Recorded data
※
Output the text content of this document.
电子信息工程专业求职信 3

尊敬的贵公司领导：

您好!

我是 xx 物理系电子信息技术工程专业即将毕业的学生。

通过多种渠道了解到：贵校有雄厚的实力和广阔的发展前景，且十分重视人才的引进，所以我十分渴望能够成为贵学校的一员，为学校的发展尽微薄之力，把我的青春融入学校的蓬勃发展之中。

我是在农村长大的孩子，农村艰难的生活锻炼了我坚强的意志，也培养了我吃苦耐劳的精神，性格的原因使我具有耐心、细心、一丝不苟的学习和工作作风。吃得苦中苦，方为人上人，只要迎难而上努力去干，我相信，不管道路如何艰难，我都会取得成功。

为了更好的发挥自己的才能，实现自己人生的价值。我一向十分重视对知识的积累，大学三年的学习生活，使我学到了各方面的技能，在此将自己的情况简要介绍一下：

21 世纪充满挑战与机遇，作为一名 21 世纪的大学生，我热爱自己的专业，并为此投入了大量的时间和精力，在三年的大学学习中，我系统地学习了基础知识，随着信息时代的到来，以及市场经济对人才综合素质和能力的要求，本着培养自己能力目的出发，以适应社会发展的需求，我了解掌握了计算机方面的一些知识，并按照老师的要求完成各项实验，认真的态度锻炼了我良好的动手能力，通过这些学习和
※
• _Directions_:
Give back all the records exactly as they stand.

• _Task response_:
Output the text content of this document.
电子信息工程专业求职信 3

尊敬的贵公司领导：

您好!

我是 xx 物理系电子信息技术工程专业即将毕业的学生。

通过多种渠道了解到：贵校有雄厚的实力和广阔的发展前景，且十分重视人才的引进，所以我十分渴望能够成为贵学校的一员，为学校的发展尽微薄之力，把我的青春融入学校的蓬勃发展之中。

我是在农村长大的孩子，农村艰难的生活锻炼了我坚强的意志，也培养了我吃苦耐劳的精神，性格的原因使我具有耐心、细心、一丝不苟的学习和工作作风。吃得苦中苦，方为人上人，只要迎难而上努力去干，我相信，不管道路如何艰难，我都会取得成功。

为了更好的发挥自己的才能，实现自己人生的价值。我一向十分重视对知识的积累，大学三年的学习生活，使我学到了各方面的技能，在此将自己的情况简要介绍一下：

21 世纪充满挑战与机遇，作为一名 21 世纪的大学生，我热爱自己的专业，并为此投入了大量的时间和精力，在三年的大学学习中，我系统地学习了基础知识，随着信息时代的到来，以及市场经济对人才综合素质和能力的要求，本着培养自己能力目的出发，以适应社会发展的需求，我了解掌握了计算机方面的一些知识，并按照老师的要求完成各项实验，认真的态度锻炼了我良好的动手能力，通过这些学习和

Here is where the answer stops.